> _GIVEN INFORMATION_
○ ○ ○ ○

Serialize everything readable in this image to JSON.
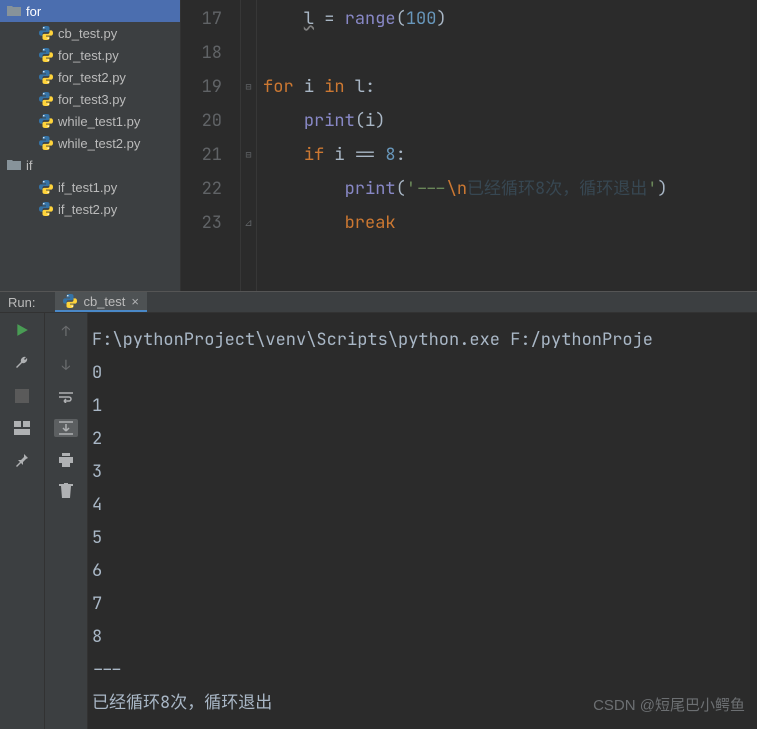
{
  "sidebar": {
    "folders": [
      {
        "name": "for",
        "selected": true
      },
      {
        "name": "if",
        "selected": false
      }
    ],
    "files_for": [
      "cb_test.py",
      "for_test.py",
      "for_test2.py",
      "for_test3.py",
      "while_test1.py",
      "while_test2.py"
    ],
    "files_if": [
      "if_test1.py",
      "if_test2.py"
    ]
  },
  "editor": {
    "first_line_no": 17,
    "lines": [
      {
        "no": 17,
        "tokens": [
          {
            "t": "    ",
            "c": "ident"
          },
          {
            "t": "l",
            "c": "underline-wave ident"
          },
          {
            "t": " = ",
            "c": "ident"
          },
          {
            "t": "range",
            "c": "fn"
          },
          {
            "t": "(",
            "c": "ident"
          },
          {
            "t": "100",
            "c": "num"
          },
          {
            "t": ")",
            "c": "ident"
          }
        ]
      },
      {
        "no": 18,
        "tokens": []
      },
      {
        "no": 19,
        "tokens": [
          {
            "t": "for ",
            "c": "kw"
          },
          {
            "t": "i ",
            "c": "ident"
          },
          {
            "t": "in ",
            "c": "kw"
          },
          {
            "t": "l:",
            "c": "ident"
          }
        ]
      },
      {
        "no": 20,
        "tokens": [
          {
            "t": "    ",
            "c": "ident"
          },
          {
            "t": "print",
            "c": "fn"
          },
          {
            "t": "(i)",
            "c": "ident"
          }
        ]
      },
      {
        "no": 21,
        "tokens": [
          {
            "t": "    ",
            "c": "ident"
          },
          {
            "t": "if ",
            "c": "kw"
          },
          {
            "t": "i == ",
            "c": "ident"
          },
          {
            "t": "8",
            "c": "num"
          },
          {
            "t": ":",
            "c": "ident"
          }
        ]
      },
      {
        "no": 22,
        "tokens": [
          {
            "t": "        ",
            "c": "ident"
          },
          {
            "t": "print",
            "c": "fn"
          },
          {
            "t": "(",
            "c": "ident"
          },
          {
            "t": "'---",
            "c": "str"
          },
          {
            "t": "\\n",
            "c": "esc"
          },
          {
            "t": "已经循环8次，循环退出",
            "c": "cjk"
          },
          {
            "t": "'",
            "c": "str"
          },
          {
            "t": ")",
            "c": "ident"
          }
        ]
      },
      {
        "no": 23,
        "tokens": [
          {
            "t": "        ",
            "c": "ident"
          },
          {
            "t": "break",
            "c": "kw"
          }
        ]
      }
    ]
  },
  "run": {
    "label": "Run:",
    "tab_name": "cb_test",
    "output_header": "F:\\pythonProject\\venv\\Scripts\\python.exe F:/pythonProje",
    "lines": [
      "0",
      "1",
      "2",
      "3",
      "4",
      "5",
      "6",
      "7",
      "8",
      "---",
      "已经循环8次，循环退出"
    ]
  },
  "watermark": "CSDN @短尾巴小鳄鱼"
}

○ ○ ○ ○

> _EXERCISE_
Reproduce all of the data exactly; the pictures do not belong in the copy.

> _SOLUTION_
Serialize everything readable in this image to JSON.
{
  "sidebar": {
    "folders": [
      {
        "name": "for",
        "selected": true
      },
      {
        "name": "if",
        "selected": false
      }
    ],
    "files_for": [
      "cb_test.py",
      "for_test.py",
      "for_test2.py",
      "for_test3.py",
      "while_test1.py",
      "while_test2.py"
    ],
    "files_if": [
      "if_test1.py",
      "if_test2.py"
    ]
  },
  "editor": {
    "first_line_no": 17,
    "lines": [
      {
        "no": 17,
        "tokens": [
          {
            "t": "    ",
            "c": "ident"
          },
          {
            "t": "l",
            "c": "underline-wave ident"
          },
          {
            "t": " = ",
            "c": "ident"
          },
          {
            "t": "range",
            "c": "fn"
          },
          {
            "t": "(",
            "c": "ident"
          },
          {
            "t": "100",
            "c": "num"
          },
          {
            "t": ")",
            "c": "ident"
          }
        ]
      },
      {
        "no": 18,
        "tokens": []
      },
      {
        "no": 19,
        "tokens": [
          {
            "t": "for ",
            "c": "kw"
          },
          {
            "t": "i ",
            "c": "ident"
          },
          {
            "t": "in ",
            "c": "kw"
          },
          {
            "t": "l:",
            "c": "ident"
          }
        ]
      },
      {
        "no": 20,
        "tokens": [
          {
            "t": "    ",
            "c": "ident"
          },
          {
            "t": "print",
            "c": "fn"
          },
          {
            "t": "(i)",
            "c": "ident"
          }
        ]
      },
      {
        "no": 21,
        "tokens": [
          {
            "t": "    ",
            "c": "ident"
          },
          {
            "t": "if ",
            "c": "kw"
          },
          {
            "t": "i == ",
            "c": "ident"
          },
          {
            "t": "8",
            "c": "num"
          },
          {
            "t": ":",
            "c": "ident"
          }
        ]
      },
      {
        "no": 22,
        "tokens": [
          {
            "t": "        ",
            "c": "ident"
          },
          {
            "t": "print",
            "c": "fn"
          },
          {
            "t": "(",
            "c": "ident"
          },
          {
            "t": "'---",
            "c": "str"
          },
          {
            "t": "\\n",
            "c": "esc"
          },
          {
            "t": "已经循环8次，循环退出",
            "c": "cjk"
          },
          {
            "t": "'",
            "c": "str"
          },
          {
            "t": ")",
            "c": "ident"
          }
        ]
      },
      {
        "no": 23,
        "tokens": [
          {
            "t": "        ",
            "c": "ident"
          },
          {
            "t": "break",
            "c": "kw"
          }
        ]
      }
    ]
  },
  "run": {
    "label": "Run:",
    "tab_name": "cb_test",
    "output_header": "F:\\pythonProject\\venv\\Scripts\\python.exe F:/pythonProje",
    "lines": [
      "0",
      "1",
      "2",
      "3",
      "4",
      "5",
      "6",
      "7",
      "8",
      "---",
      "已经循环8次，循环退出"
    ]
  },
  "watermark": "CSDN @短尾巴小鳄鱼"
}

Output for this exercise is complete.